Brief: Every record must appear in your copy exactly as written, with no pictures.

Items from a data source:
.....

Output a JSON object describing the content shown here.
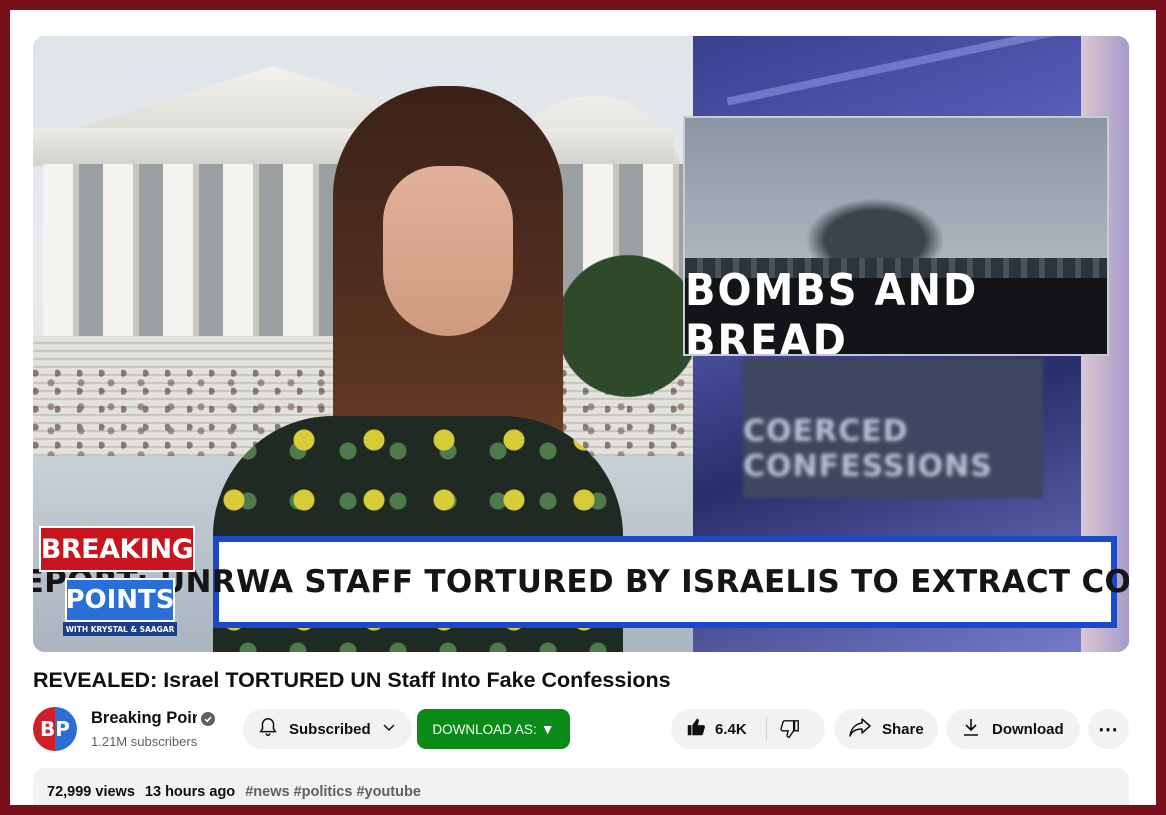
{
  "video": {
    "news_card_headline": "BOMBS AND BREAD",
    "blurred_headline": "COERCED CONFESSIONS",
    "lower_third": "REPORT: UNRWA STAFF TORTURED BY ISRAELIS TO EXTRACT CONFESSIONS",
    "logo_breaking": "BREAKING",
    "logo_points": "POINTS",
    "logo_subtitle": "WITH KRYSTAL & SAAGAR"
  },
  "title": "REVEALED: Israel TORTURED UN Staff Into Fake Confessions",
  "channel": {
    "avatar_text": "BP",
    "name": "Breaking Points",
    "subscribers": "1.21M subscribers"
  },
  "actions": {
    "subscribe_label": "Subscribed",
    "download_as_label": "DOWNLOAD AS:",
    "download_as_arrow": "▼",
    "like_count": "6.4K",
    "share_label": "Share",
    "download_label": "Download",
    "more_label": "⋯"
  },
  "description": {
    "views": "72,999 views",
    "time_ago": "13 hours ago",
    "tags": [
      "#news",
      "#politics",
      "#youtube"
    ]
  },
  "colors": {
    "border": "#7a0f1c",
    "download_as_bg": "#0a8a16",
    "pill_bg": "#f2f2f2",
    "lower_third_border": "#1c49c9"
  }
}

.....

Solution to this task:
Output a JSON object describing the content shown here.
{
  "video": {
    "news_card_headline": "BOMBS AND BREAD",
    "blurred_headline": "COERCED CONFESSIONS",
    "lower_third": "REPORT: UNRWA STAFF TORTURED BY ISRAELIS TO EXTRACT CONFESSIONS",
    "logo_breaking": "BREAKING",
    "logo_points": "POINTS",
    "logo_subtitle": "WITH KRYSTAL & SAAGAR"
  },
  "title": "REVEALED: Israel TORTURED UN Staff Into Fake Confessions",
  "channel": {
    "avatar_text": "BP",
    "name": "Breaking Points",
    "subscribers": "1.21M subscribers"
  },
  "actions": {
    "subscribe_label": "Subscribed",
    "download_as_label": "DOWNLOAD AS:",
    "download_as_arrow": "▼",
    "like_count": "6.4K",
    "share_label": "Share",
    "download_label": "Download",
    "more_label": "⋯"
  },
  "description": {
    "views": "72,999 views",
    "time_ago": "13 hours ago",
    "tags": [
      "#news",
      "#politics",
      "#youtube"
    ]
  },
  "colors": {
    "border": "#7a0f1c",
    "download_as_bg": "#0a8a16",
    "pill_bg": "#f2f2f2",
    "lower_third_border": "#1c49c9"
  }
}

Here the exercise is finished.